**What this task involves**
Check every line below for the string "structured", and copy the lines that contain it.

**Material for this task**

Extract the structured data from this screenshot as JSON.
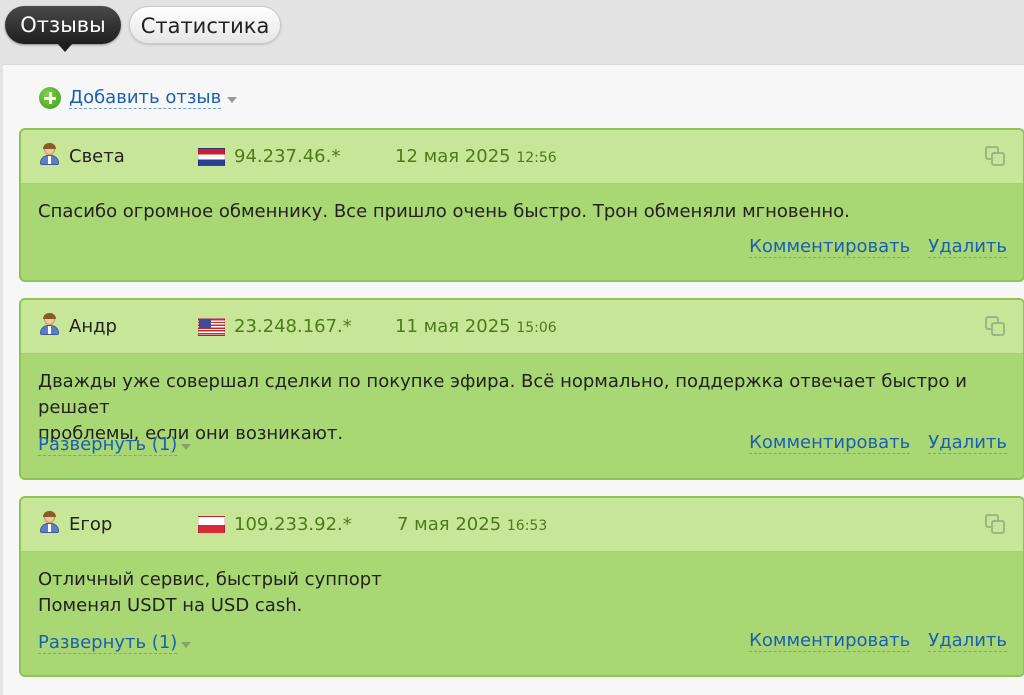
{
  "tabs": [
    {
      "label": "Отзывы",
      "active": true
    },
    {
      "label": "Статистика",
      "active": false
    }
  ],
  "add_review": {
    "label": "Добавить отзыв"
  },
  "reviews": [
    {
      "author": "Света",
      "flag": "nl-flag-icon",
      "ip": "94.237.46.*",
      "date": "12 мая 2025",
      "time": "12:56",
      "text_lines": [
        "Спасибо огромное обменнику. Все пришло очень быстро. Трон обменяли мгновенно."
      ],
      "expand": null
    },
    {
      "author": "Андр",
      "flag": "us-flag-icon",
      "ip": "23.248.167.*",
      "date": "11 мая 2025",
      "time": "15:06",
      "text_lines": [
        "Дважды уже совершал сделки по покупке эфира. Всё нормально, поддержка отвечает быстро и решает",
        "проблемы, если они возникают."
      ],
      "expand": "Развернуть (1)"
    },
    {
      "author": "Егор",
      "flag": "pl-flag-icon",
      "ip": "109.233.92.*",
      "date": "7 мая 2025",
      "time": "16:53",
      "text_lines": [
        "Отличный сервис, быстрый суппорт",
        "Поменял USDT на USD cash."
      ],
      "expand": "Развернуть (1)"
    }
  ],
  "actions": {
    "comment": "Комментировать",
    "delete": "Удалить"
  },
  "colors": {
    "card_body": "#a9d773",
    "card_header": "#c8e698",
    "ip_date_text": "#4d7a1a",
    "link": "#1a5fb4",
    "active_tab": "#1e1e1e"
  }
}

==

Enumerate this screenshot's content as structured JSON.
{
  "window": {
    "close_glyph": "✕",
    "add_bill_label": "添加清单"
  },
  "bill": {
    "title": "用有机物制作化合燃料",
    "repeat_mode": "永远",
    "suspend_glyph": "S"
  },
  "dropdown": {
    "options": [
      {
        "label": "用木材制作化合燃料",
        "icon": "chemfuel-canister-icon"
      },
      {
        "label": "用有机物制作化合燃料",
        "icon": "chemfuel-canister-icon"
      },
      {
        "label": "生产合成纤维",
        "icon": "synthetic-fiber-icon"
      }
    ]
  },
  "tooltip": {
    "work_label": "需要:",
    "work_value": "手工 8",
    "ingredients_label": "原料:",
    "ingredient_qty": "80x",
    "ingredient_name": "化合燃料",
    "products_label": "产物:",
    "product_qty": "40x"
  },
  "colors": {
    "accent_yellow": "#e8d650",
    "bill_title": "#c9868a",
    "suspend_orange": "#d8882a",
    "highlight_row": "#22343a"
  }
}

**Written solution**
Extract the structured data from this screenshot as JSON.
Enumerate this screenshot's content as structured JSON.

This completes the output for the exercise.